*** SOURCE DATA ***
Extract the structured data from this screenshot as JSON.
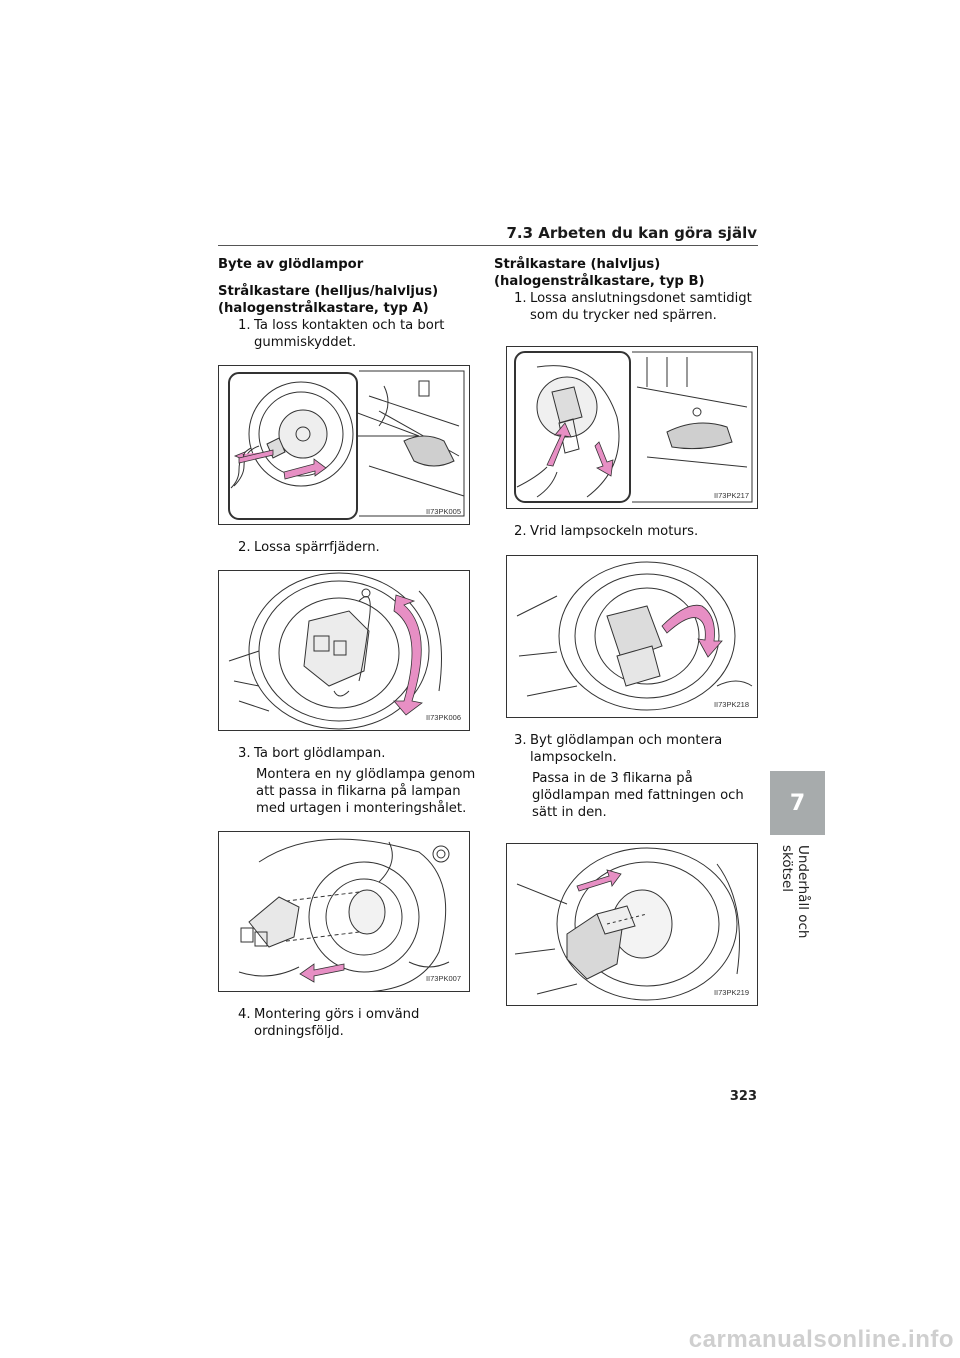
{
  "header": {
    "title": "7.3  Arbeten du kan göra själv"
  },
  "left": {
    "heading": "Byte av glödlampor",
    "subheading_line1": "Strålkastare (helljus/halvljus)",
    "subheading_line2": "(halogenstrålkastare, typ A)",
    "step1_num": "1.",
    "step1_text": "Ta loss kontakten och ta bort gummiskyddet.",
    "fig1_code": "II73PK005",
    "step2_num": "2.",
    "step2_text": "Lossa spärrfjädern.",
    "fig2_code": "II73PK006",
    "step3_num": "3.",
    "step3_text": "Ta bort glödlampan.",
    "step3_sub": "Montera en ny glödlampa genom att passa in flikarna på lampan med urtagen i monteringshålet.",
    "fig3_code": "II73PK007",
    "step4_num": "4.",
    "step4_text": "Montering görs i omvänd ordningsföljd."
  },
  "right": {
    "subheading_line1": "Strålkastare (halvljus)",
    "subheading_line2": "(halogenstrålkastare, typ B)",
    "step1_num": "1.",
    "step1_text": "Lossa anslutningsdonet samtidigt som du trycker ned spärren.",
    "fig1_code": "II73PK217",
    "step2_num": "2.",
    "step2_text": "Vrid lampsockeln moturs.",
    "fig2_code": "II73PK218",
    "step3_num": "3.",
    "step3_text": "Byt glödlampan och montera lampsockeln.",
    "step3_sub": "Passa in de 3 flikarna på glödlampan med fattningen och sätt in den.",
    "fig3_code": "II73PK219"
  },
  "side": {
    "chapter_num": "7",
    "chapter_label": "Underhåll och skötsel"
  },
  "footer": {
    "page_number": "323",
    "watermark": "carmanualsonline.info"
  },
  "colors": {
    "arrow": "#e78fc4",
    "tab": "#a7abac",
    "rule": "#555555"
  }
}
*** End of SOURCE DATA ***
§ HOW TO COMPLETE THIS TASK
Without carrying over any picture, write out the entries above once more, exactly.

§ YOUR RESPONSE
Extract the structured data from this screenshot as JSON.
{
  "header": {
    "title": "7.3  Arbeten du kan göra själv"
  },
  "left": {
    "heading": "Byte av glödlampor",
    "subheading_line1": "Strålkastare (helljus/halvljus)",
    "subheading_line2": "(halogenstrålkastare, typ A)",
    "step1_num": "1.",
    "step1_text": "Ta loss kontakten och ta bort gummiskyddet.",
    "fig1_code": "II73PK005",
    "step2_num": "2.",
    "step2_text": "Lossa spärrfjädern.",
    "fig2_code": "II73PK006",
    "step3_num": "3.",
    "step3_text": "Ta bort glödlampan.",
    "step3_sub": "Montera en ny glödlampa genom att passa in flikarna på lampan med urtagen i monteringshålet.",
    "fig3_code": "II73PK007",
    "step4_num": "4.",
    "step4_text": "Montering görs i omvänd ordningsföljd."
  },
  "right": {
    "subheading_line1": "Strålkastare (halvljus)",
    "subheading_line2": "(halogenstrålkastare, typ B)",
    "step1_num": "1.",
    "step1_text": "Lossa anslutningsdonet samtidigt som du trycker ned spärren.",
    "fig1_code": "II73PK217",
    "step2_num": "2.",
    "step2_text": "Vrid lampsockeln moturs.",
    "fig2_code": "II73PK218",
    "step3_num": "3.",
    "step3_text": "Byt glödlampan och montera lampsockeln.",
    "step3_sub": "Passa in de 3 flikarna på glödlampan med fattningen och sätt in den.",
    "fig3_code": "II73PK219"
  },
  "side": {
    "chapter_num": "7",
    "chapter_label": "Underhåll och skötsel"
  },
  "footer": {
    "page_number": "323",
    "watermark": "carmanualsonline.info"
  },
  "colors": {
    "arrow": "#e78fc4",
    "tab": "#a7abac",
    "rule": "#555555"
  }
}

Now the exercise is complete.